>> start PROVIDED ENTRIES

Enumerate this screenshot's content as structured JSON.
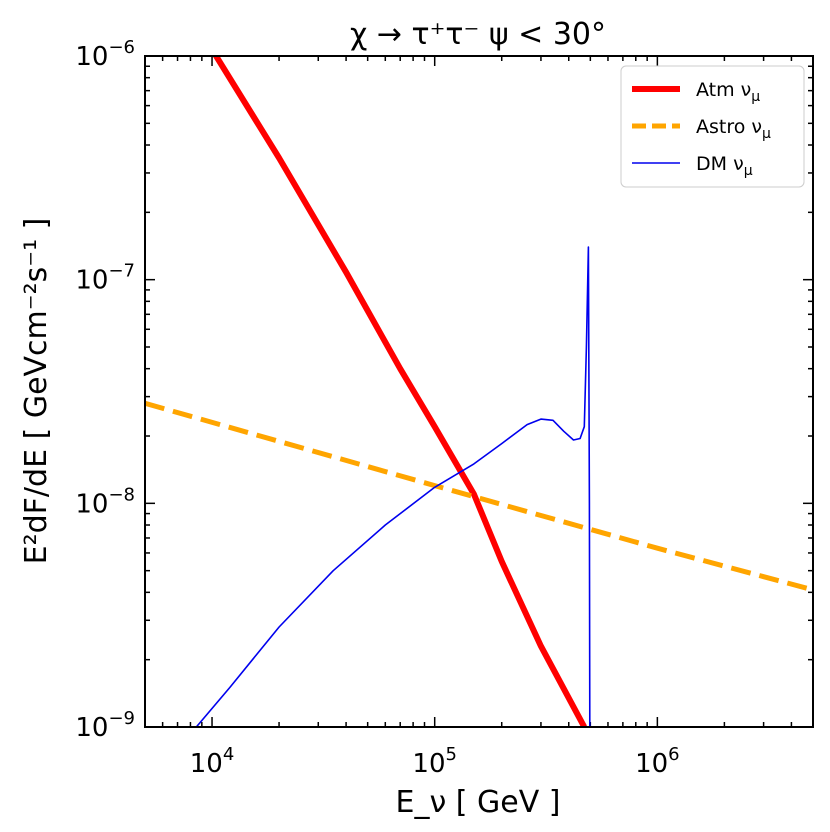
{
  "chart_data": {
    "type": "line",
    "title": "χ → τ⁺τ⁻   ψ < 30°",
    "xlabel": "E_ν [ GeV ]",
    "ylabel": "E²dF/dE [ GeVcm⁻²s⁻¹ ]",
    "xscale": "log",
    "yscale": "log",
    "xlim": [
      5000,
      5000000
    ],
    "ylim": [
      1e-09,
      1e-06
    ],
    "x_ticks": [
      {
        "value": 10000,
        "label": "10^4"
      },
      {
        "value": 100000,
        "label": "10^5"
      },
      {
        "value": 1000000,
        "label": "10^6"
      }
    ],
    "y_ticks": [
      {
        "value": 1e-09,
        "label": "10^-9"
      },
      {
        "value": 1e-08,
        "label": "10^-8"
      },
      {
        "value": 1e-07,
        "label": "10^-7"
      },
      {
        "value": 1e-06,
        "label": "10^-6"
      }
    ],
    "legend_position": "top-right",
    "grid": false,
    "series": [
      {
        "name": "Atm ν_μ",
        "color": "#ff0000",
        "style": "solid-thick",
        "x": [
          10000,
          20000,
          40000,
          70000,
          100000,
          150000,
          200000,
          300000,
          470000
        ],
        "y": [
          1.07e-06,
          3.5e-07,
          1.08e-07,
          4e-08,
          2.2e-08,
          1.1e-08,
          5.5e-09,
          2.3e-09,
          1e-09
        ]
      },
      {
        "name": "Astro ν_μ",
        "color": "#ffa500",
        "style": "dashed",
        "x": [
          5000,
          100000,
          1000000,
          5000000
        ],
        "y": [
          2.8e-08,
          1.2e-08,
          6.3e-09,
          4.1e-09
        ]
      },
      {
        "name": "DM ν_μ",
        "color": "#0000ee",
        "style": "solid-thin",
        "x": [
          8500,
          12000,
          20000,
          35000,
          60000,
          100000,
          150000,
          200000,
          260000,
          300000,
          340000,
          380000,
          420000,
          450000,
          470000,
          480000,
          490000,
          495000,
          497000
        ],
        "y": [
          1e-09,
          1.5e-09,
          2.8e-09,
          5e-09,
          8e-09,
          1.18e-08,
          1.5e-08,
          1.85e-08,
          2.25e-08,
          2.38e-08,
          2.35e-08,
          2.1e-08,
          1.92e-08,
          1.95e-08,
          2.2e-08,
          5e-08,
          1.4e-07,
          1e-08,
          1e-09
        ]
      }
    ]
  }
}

>> end PROVIDED ENTRIES

• _GOAL_
In the records above, how many lines include "style"? Give that number and nothing more.

• _EXERCISE RESULT_
3